What the task asks –
Only the number is wanted: count the lines that contain "screenshot".

# Available data start

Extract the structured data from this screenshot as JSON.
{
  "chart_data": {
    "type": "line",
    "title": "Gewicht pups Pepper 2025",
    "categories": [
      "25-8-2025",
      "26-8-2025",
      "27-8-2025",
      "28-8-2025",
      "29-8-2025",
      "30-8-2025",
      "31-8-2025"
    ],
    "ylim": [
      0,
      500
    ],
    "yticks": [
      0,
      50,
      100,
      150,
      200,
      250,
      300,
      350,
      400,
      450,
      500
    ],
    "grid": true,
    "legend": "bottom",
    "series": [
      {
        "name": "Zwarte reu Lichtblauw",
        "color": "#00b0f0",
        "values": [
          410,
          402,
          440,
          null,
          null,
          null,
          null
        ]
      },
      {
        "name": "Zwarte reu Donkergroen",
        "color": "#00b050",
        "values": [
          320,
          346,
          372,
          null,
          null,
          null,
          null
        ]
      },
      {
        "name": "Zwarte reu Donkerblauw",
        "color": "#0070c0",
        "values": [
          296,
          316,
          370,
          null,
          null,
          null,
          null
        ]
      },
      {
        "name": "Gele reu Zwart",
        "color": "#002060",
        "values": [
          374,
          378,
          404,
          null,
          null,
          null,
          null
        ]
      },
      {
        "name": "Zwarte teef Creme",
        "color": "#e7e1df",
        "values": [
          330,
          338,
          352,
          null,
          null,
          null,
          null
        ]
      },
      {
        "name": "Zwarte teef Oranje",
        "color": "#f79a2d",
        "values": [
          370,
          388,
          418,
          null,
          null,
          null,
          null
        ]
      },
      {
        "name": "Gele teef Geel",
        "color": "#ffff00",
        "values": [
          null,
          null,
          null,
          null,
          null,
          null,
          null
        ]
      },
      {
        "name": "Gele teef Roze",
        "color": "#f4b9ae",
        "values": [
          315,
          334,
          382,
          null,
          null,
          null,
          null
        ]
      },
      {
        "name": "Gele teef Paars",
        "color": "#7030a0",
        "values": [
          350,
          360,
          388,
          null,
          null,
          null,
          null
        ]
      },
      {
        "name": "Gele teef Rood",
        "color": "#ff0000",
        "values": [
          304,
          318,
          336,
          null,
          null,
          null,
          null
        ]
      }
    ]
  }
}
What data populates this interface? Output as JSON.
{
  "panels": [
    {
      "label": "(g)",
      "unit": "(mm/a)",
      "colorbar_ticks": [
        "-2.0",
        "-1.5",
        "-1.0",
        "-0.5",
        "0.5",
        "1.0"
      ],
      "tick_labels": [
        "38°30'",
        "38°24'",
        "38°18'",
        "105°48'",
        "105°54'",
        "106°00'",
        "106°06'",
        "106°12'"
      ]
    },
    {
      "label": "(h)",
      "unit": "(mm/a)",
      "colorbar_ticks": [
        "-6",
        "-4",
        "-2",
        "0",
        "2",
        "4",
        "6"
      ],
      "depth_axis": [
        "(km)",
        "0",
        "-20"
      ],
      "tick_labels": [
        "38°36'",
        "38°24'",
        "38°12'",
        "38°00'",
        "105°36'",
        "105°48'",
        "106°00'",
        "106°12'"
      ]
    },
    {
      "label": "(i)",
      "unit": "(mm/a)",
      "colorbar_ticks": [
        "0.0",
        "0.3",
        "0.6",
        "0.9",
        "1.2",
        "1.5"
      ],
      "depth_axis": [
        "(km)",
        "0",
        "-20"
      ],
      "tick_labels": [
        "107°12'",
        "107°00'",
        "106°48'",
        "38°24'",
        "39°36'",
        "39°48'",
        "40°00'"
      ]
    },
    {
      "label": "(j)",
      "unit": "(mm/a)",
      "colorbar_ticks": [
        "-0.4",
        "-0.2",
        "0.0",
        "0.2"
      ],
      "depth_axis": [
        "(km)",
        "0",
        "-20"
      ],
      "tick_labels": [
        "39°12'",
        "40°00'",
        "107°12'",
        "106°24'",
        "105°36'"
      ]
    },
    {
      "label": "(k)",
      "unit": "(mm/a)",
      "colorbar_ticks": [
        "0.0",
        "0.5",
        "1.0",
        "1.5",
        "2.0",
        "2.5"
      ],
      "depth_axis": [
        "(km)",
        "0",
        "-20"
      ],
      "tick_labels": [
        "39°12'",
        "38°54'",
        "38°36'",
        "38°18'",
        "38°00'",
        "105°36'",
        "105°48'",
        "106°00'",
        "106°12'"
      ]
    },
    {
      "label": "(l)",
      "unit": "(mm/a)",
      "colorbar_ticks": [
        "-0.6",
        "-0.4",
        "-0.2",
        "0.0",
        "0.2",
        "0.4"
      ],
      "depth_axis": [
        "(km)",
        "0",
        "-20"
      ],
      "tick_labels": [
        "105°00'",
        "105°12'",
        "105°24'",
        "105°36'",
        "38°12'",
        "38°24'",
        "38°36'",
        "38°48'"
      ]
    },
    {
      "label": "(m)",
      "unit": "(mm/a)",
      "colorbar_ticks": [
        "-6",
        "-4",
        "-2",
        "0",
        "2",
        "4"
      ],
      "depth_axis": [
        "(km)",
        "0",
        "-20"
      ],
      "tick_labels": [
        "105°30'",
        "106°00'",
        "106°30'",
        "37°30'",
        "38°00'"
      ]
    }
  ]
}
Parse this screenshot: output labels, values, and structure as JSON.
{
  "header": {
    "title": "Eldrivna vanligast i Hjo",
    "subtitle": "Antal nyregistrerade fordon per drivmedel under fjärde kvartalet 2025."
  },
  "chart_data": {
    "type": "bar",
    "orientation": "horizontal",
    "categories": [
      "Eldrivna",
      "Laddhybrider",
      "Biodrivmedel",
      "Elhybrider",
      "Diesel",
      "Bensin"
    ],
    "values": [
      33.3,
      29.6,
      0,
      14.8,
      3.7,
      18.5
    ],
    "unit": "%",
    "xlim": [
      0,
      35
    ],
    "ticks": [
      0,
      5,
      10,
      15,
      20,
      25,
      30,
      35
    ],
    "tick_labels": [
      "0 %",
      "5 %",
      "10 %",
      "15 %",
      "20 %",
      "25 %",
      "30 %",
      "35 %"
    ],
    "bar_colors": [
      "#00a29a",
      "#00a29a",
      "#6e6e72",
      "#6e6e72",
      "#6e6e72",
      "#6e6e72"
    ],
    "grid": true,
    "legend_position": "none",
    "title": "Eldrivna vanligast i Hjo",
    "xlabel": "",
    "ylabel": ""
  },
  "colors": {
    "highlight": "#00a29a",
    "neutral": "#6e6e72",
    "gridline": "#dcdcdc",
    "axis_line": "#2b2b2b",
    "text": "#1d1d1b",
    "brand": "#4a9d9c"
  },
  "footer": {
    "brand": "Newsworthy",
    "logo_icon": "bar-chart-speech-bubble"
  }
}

# Available data end

Correct result –
2